Given exercise »
Send each entry back exactly as given, pictures excluded.

Records that describe figures

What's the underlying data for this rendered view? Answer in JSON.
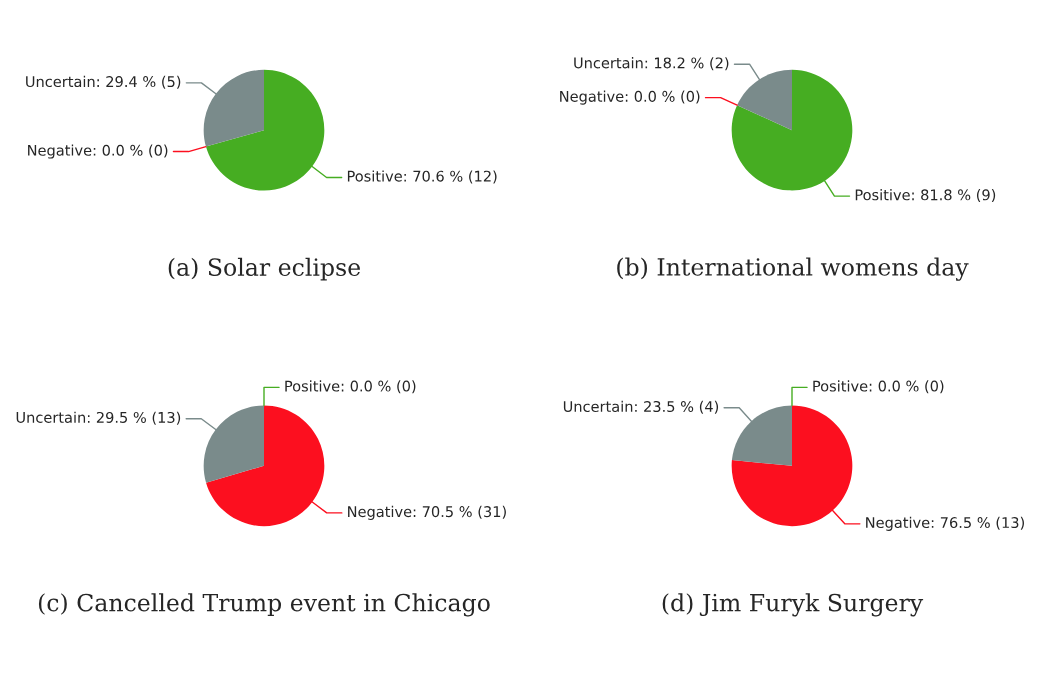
{
  "chart_data": [
    {
      "type": "pie",
      "title": "(a) Solar eclipse",
      "categories": [
        "Positive",
        "Negative",
        "Uncertain"
      ],
      "values": [
        70.6,
        0.0,
        29.4
      ],
      "value_labels": [
        "70.6 % (12)",
        "0.0 % (0)",
        "29.4 % (5)"
      ],
      "colors": [
        "#46ad22",
        "#fc0f1f",
        "#7a8b8b"
      ]
    },
    {
      "type": "pie",
      "title": "(b) International womens day",
      "categories": [
        "Positive",
        "Negative",
        "Uncertain"
      ],
      "values": [
        81.8,
        0.0,
        18.2
      ],
      "value_labels": [
        "81.8 % (9)",
        "0.0 % (0)",
        "18.2 % (2)"
      ],
      "colors": [
        "#46ad22",
        "#fc0f1f",
        "#7a8b8b"
      ]
    },
    {
      "type": "pie",
      "title": "(c) Cancelled Trump event in Chicago",
      "categories": [
        "Positive",
        "Negative",
        "Uncertain"
      ],
      "values": [
        0.0,
        70.5,
        29.5
      ],
      "value_labels": [
        "0.0 % (0)",
        "70.5 % (31)",
        "29.5 % (13)"
      ],
      "colors": [
        "#46ad22",
        "#fc0f1f",
        "#7a8b8b"
      ]
    },
    {
      "type": "pie",
      "title": "(d) Jim Furyk Surgery",
      "categories": [
        "Positive",
        "Negative",
        "Uncertain"
      ],
      "values": [
        0.0,
        76.5,
        23.5
      ],
      "value_labels": [
        "0.0 % (0)",
        "76.5 % (13)",
        "23.5 % (4)"
      ],
      "colors": [
        "#46ad22",
        "#fc0f1f",
        "#7a8b8b"
      ]
    }
  ]
}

Written solution »
What's the underlying data for this rendered view? Answer in JSON.
{
  "chart_data": [
    {
      "type": "pie",
      "title": "(a) Solar eclipse",
      "categories": [
        "Positive",
        "Negative",
        "Uncertain"
      ],
      "values": [
        70.6,
        0.0,
        29.4
      ],
      "value_labels": [
        "70.6 % (12)",
        "0.0 % (0)",
        "29.4 % (5)"
      ],
      "colors": [
        "#46ad22",
        "#fc0f1f",
        "#7a8b8b"
      ]
    },
    {
      "type": "pie",
      "title": "(b) International womens day",
      "categories": [
        "Positive",
        "Negative",
        "Uncertain"
      ],
      "values": [
        81.8,
        0.0,
        18.2
      ],
      "value_labels": [
        "81.8 % (9)",
        "0.0 % (0)",
        "18.2 % (2)"
      ],
      "colors": [
        "#46ad22",
        "#fc0f1f",
        "#7a8b8b"
      ]
    },
    {
      "type": "pie",
      "title": "(c) Cancelled Trump event in Chicago",
      "categories": [
        "Positive",
        "Negative",
        "Uncertain"
      ],
      "values": [
        0.0,
        70.5,
        29.5
      ],
      "value_labels": [
        "0.0 % (0)",
        "70.5 % (31)",
        "29.5 % (13)"
      ],
      "colors": [
        "#46ad22",
        "#fc0f1f",
        "#7a8b8b"
      ]
    },
    {
      "type": "pie",
      "title": "(d) Jim Furyk Surgery",
      "categories": [
        "Positive",
        "Negative",
        "Uncertain"
      ],
      "values": [
        0.0,
        76.5,
        23.5
      ],
      "value_labels": [
        "0.0 % (0)",
        "76.5 % (13)",
        "23.5 % (4)"
      ],
      "colors": [
        "#46ad22",
        "#fc0f1f",
        "#7a8b8b"
      ]
    }
  ]
}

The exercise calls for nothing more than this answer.